[Start]

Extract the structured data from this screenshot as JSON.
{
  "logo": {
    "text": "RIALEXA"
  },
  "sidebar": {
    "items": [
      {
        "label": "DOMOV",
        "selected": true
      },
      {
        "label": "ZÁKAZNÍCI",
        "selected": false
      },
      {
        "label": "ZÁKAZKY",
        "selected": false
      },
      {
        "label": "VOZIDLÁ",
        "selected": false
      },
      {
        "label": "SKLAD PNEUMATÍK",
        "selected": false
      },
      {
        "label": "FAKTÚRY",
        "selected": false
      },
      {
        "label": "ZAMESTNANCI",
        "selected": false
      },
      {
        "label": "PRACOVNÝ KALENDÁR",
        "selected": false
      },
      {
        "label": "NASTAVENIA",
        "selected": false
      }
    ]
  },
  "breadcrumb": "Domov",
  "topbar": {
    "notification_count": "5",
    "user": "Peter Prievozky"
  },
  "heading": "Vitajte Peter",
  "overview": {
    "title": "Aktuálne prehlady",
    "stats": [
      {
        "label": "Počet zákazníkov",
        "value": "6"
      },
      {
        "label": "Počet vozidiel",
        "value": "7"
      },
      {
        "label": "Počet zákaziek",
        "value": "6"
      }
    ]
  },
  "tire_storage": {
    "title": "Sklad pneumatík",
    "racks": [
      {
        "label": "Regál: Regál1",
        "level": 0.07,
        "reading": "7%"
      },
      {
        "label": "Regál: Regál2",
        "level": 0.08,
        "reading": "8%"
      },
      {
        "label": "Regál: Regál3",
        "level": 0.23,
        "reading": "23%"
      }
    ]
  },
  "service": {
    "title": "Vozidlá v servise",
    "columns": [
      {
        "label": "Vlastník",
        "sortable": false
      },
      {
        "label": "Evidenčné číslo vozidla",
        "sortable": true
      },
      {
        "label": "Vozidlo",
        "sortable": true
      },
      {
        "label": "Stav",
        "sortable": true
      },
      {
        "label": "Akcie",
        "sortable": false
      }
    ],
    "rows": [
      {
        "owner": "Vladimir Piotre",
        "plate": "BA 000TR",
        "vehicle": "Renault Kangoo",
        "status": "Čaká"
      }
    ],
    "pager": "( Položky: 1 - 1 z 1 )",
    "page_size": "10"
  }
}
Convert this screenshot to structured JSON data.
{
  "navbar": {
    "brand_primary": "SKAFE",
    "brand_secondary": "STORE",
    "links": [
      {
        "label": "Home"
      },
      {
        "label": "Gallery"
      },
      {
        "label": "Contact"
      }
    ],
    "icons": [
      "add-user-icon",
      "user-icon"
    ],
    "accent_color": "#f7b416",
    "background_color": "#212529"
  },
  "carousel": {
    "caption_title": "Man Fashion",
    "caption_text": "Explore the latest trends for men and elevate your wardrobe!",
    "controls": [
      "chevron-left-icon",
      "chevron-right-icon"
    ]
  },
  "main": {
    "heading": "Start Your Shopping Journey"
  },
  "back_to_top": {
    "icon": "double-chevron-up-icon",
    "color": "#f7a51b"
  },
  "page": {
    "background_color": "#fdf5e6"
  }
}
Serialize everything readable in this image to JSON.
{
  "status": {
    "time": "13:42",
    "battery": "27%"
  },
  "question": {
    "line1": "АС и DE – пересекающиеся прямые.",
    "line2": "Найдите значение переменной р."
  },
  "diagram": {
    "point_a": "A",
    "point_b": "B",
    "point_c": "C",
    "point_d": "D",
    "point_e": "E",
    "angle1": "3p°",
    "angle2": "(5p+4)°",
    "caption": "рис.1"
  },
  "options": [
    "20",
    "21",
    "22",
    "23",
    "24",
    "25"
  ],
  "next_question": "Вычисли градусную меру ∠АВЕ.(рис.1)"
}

[End]

▸ **WORK TO DO**
Restate the listing in full, word for word.

▸ **WRITTEN RESPONSE**
Extract the structured data from this screenshot as JSON.
{
  "logo": {
    "text": "RIALEXA"
  },
  "sidebar": {
    "items": [
      {
        "label": "DOMOV",
        "selected": true
      },
      {
        "label": "ZÁKAZNÍCI",
        "selected": false
      },
      {
        "label": "ZÁKAZKY",
        "selected": false
      },
      {
        "label": "VOZIDLÁ",
        "selected": false
      },
      {
        "label": "SKLAD PNEUMATÍK",
        "selected": false
      },
      {
        "label": "FAKTÚRY",
        "selected": false
      },
      {
        "label": "ZAMESTNANCI",
        "selected": false
      },
      {
        "label": "PRACOVNÝ KALENDÁR",
        "selected": false
      },
      {
        "label": "NASTAVENIA",
        "selected": false
      }
    ]
  },
  "breadcrumb": "Domov",
  "topbar": {
    "notification_count": "5",
    "user": "Peter Prievozky"
  },
  "heading": "Vitajte Peter",
  "overview": {
    "title": "Aktuálne prehlady",
    "stats": [
      {
        "label": "Počet zákazníkov",
        "value": "6"
      },
      {
        "label": "Počet vozidiel",
        "value": "7"
      },
      {
        "label": "Počet zákaziek",
        "value": "6"
      }
    ]
  },
  "tire_storage": {
    "title": "Sklad pneumatík",
    "racks": [
      {
        "label": "Regál: Regál1",
        "level": 0.07,
        "reading": "7%"
      },
      {
        "label": "Regál: Regál2",
        "level": 0.08,
        "reading": "8%"
      },
      {
        "label": "Regál: Regál3",
        "level": 0.23,
        "reading": "23%"
      }
    ]
  },
  "service": {
    "title": "Vozidlá v servise",
    "columns": [
      {
        "label": "Vlastník",
        "sortable": false
      },
      {
        "label": "Evidenčné číslo vozidla",
        "sortable": true
      },
      {
        "label": "Vozidlo",
        "sortable": true
      },
      {
        "label": "Stav",
        "sortable": true
      },
      {
        "label": "Akcie",
        "sortable": false
      }
    ],
    "rows": [
      {
        "owner": "Vladimir Piotre",
        "plate": "BA 000TR",
        "vehicle": "Renault Kangoo",
        "status": "Čaká"
      }
    ],
    "pager": "( Položky: 1 - 1 z 1 )",
    "page_size": "10"
  }
}
Convert this screenshot to structured JSON data.
{
  "navbar": {
    "brand_primary": "SKAFE",
    "brand_secondary": "STORE",
    "links": [
      {
        "label": "Home"
      },
      {
        "label": "Gallery"
      },
      {
        "label": "Contact"
      }
    ],
    "icons": [
      "add-user-icon",
      "user-icon"
    ],
    "accent_color": "#f7b416",
    "background_color": "#212529"
  },
  "carousel": {
    "caption_title": "Man Fashion",
    "caption_text": "Explore the latest trends for men and elevate your wardrobe!",
    "controls": [
      "chevron-left-icon",
      "chevron-right-icon"
    ]
  },
  "main": {
    "heading": "Start Your Shopping Journey"
  },
  "back_to_top": {
    "icon": "double-chevron-up-icon",
    "color": "#f7a51b"
  },
  "page": {
    "background_color": "#fdf5e6"
  }
}
Serialize everything readable in this image to JSON.
{
  "status": {
    "time": "13:42",
    "battery": "27%"
  },
  "question": {
    "line1": "АС и DE – пересекающиеся прямые.",
    "line2": "Найдите значение переменной р."
  },
  "diagram": {
    "point_a": "A",
    "point_b": "B",
    "point_c": "C",
    "point_d": "D",
    "point_e": "E",
    "angle1": "3p°",
    "angle2": "(5p+4)°",
    "caption": "рис.1"
  },
  "options": [
    "20",
    "21",
    "22",
    "23",
    "24",
    "25"
  ],
  "next_question": "Вычисли градусную меру ∠АВЕ.(рис.1)"
}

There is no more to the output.